>> START

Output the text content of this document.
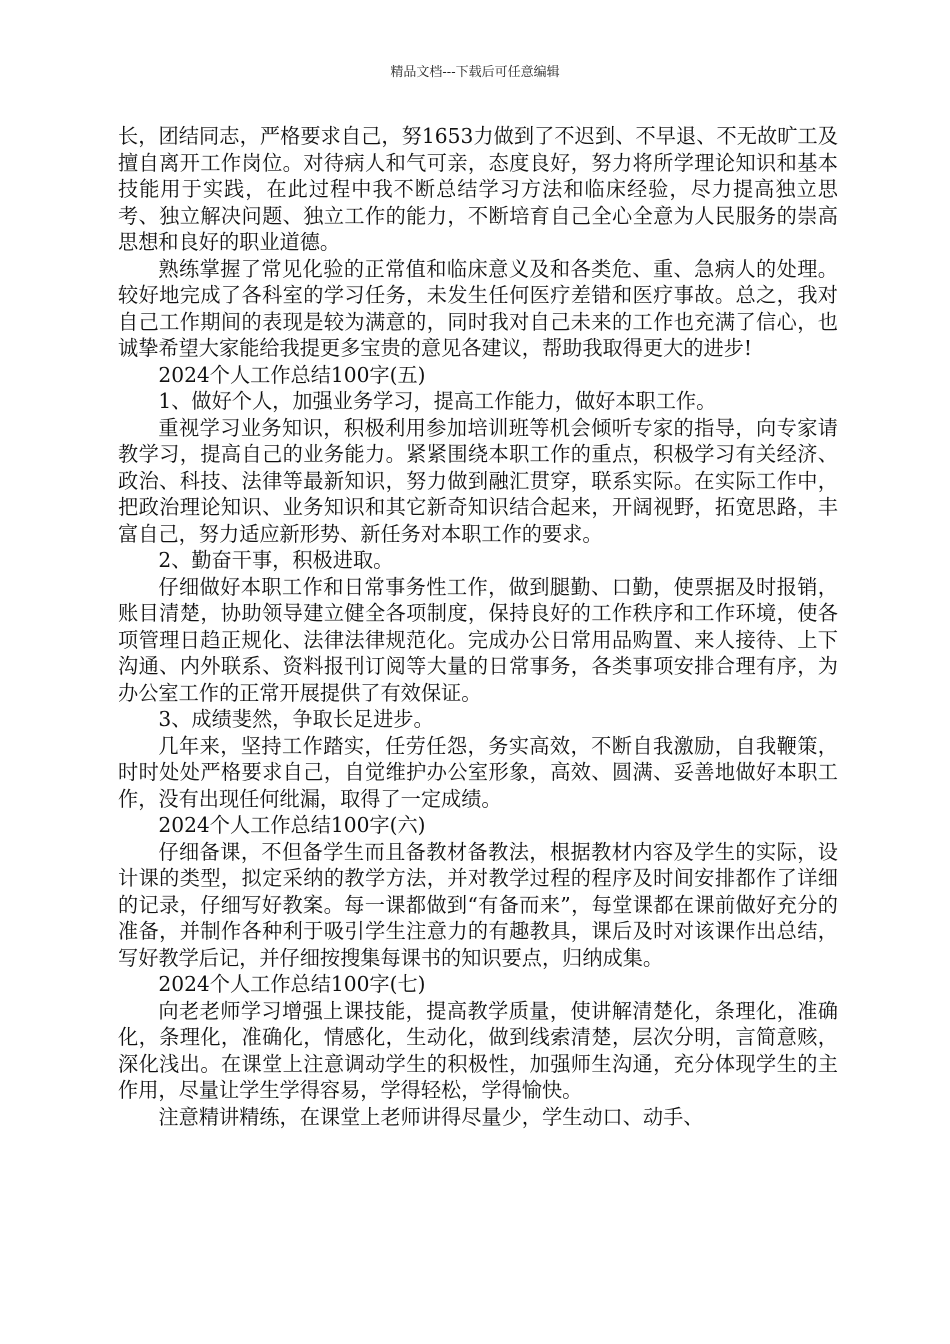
精品文档---下载后可任意编辑

长，团结同志，严格要求自己，努1653力做到了不迟到、不早退、不无故旷工及擅自离开工作岗位。对待病人和气可亲，态度良好，努力将所学理论知识和基本技能用于实践，在此过程中我不断总结学习方法和临床经验，尽力提高独立思考、独立解决问题、独立工作的能力，不断培育自己全心全意为人民服务的崇高思想和良好的职业道德。

熟练掌握了常见化验的正常值和临床意义及和各类危、重、急病人的处理。较好地完成了各科室的学习任务，未发生任何医疗差错和医疗事故。总之，我对自己工作期间的表现是较为满意的，同时我对自己未来的工作也充满了信心，也诚挚希望大家能给我提更多宝贵的意见各建议，帮助我取得更大的进步!

2024个人工作总结100字(五)

1、做好个人，加强业务学习，提高工作能力，做好本职工作。

重视学习业务知识，积极利用参加培训班等机会倾听专家的指导，向专家请教学习，提高自己的业务能力。紧紧围绕本职工作的重点，积极学习有关经济、政治、科技、法律等最新知识，努力做到融汇贯穿，联系实际。在实际工作中，把政治理论知识、业务知识和其它新奇知识结合起来，开阔视野，拓宽思路，丰富自己，努力适应新形势、新任务对本职工作的要求。

2、勤奋干事，积极进取。

仔细做好本职工作和日常事务性工作，做到腿勤、口勤，使票据及时报销，账目清楚，协助领导建立健全各项制度，保持良好的工作秩序和工作环境，使各项管理日趋正规化、法律法律规范化。完成办公日常用品购置、来人接待、上下沟通、内外联系、资料报刊订阅等大量的日常事务，各类事项安排合理有序，为办公室工作的正常开展提供了有效保证。

3、成绩斐然，争取长足进步。

几年来，坚持工作踏实，任劳任怨，务实高效，不断自我激励，自我鞭策，时时处处严格要求自己，自觉维护办公室形象，高效、圆满、妥善地做好本职工作，没有出现任何纰漏，取得了一定成绩。

2024个人工作总结100字(六)

仔细备课，不但备学生而且备教材备教法，根据教材内容及学生的实际，设计课的类型，拟定采纳的教学方法，并对教学过程的程序及时间安排都作了详细的记录，仔细写好教案。每一课都做到“有备而来”，每堂课都在课前做好充分的准备，并制作各种利于吸引学生注意力的有趣教具，课后及时对该课作出总结，写好教学后记，并仔细按搜集每课书的知识要点，归纳成集。

2024个人工作总结100字(七)

向老老师学习增强上课技能，提高教学质量，使讲解清楚化，条理化，准确化，条理化，准确化，情感化，生动化，做到线索清楚，层次分明，言简意赅，深化浅出。在课堂上注意调动学生的积极性，加强师生沟通，充分体现学生的主作用，尽量让学生学得容易，学得轻松，学得愉快。

注意精讲精练，在课堂上老师讲得尽量少，学生动口、动手、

>> END

**What you have to do:** Print the complete listing exactly as it stands, without its pictures.

**The reply:**
Output the text content of this document.
精品文档---下载后可任意编辑

长，团结同志，严格要求自己，努1653力做到了不迟到、不早退、不无故旷工及擅自离开工作岗位。对待病人和气可亲，态度良好，努力将所学理论知识和基本技能用于实践，在此过程中我不断总结学习方法和临床经验，尽力提高独立思考、独立解决问题、独立工作的能力，不断培育自己全心全意为人民服务的崇高思想和良好的职业道德。

熟练掌握了常见化验的正常值和临床意义及和各类危、重、急病人的处理。较好地完成了各科室的学习任务，未发生任何医疗差错和医疗事故。总之，我对自己工作期间的表现是较为满意的，同时我对自己未来的工作也充满了信心，也诚挚希望大家能给我提更多宝贵的意见各建议，帮助我取得更大的进步!

2024个人工作总结100字(五)

1、做好个人，加强业务学习，提高工作能力，做好本职工作。

重视学习业务知识，积极利用参加培训班等机会倾听专家的指导，向专家请教学习，提高自己的业务能力。紧紧围绕本职工作的重点，积极学习有关经济、政治、科技、法律等最新知识，努力做到融汇贯穿，联系实际。在实际工作中，把政治理论知识、业务知识和其它新奇知识结合起来，开阔视野，拓宽思路，丰富自己，努力适应新形势、新任务对本职工作的要求。

2、勤奋干事，积极进取。

仔细做好本职工作和日常事务性工作，做到腿勤、口勤，使票据及时报销，账目清楚，协助领导建立健全各项制度，保持良好的工作秩序和工作环境，使各项管理日趋正规化、法律法律规范化。完成办公日常用品购置、来人接待、上下沟通、内外联系、资料报刊订阅等大量的日常事务，各类事项安排合理有序，为办公室工作的正常开展提供了有效保证。

3、成绩斐然，争取长足进步。

几年来，坚持工作踏实，任劳任怨，务实高效，不断自我激励，自我鞭策，时时处处严格要求自己，自觉维护办公室形象，高效、圆满、妥善地做好本职工作，没有出现任何纰漏，取得了一定成绩。

2024个人工作总结100字(六)

仔细备课，不但备学生而且备教材备教法，根据教材内容及学生的实际，设计课的类型，拟定采纳的教学方法，并对教学过程的程序及时间安排都作了详细的记录，仔细写好教案。每一课都做到“有备而来”，每堂课都在课前做好充分的准备，并制作各种利于吸引学生注意力的有趣教具，课后及时对该课作出总结，写好教学后记，并仔细按搜集每课书的知识要点，归纳成集。

2024个人工作总结100字(七)

向老老师学习增强上课技能，提高教学质量，使讲解清楚化，条理化，准确化，条理化，准确化，情感化，生动化，做到线索清楚，层次分明，言简意赅，深化浅出。在课堂上注意调动学生的积极性，加强师生沟通，充分体现学生的主作用，尽量让学生学得容易，学得轻松，学得愉快。

注意精讲精练，在课堂上老师讲得尽量少，学生动口、动手、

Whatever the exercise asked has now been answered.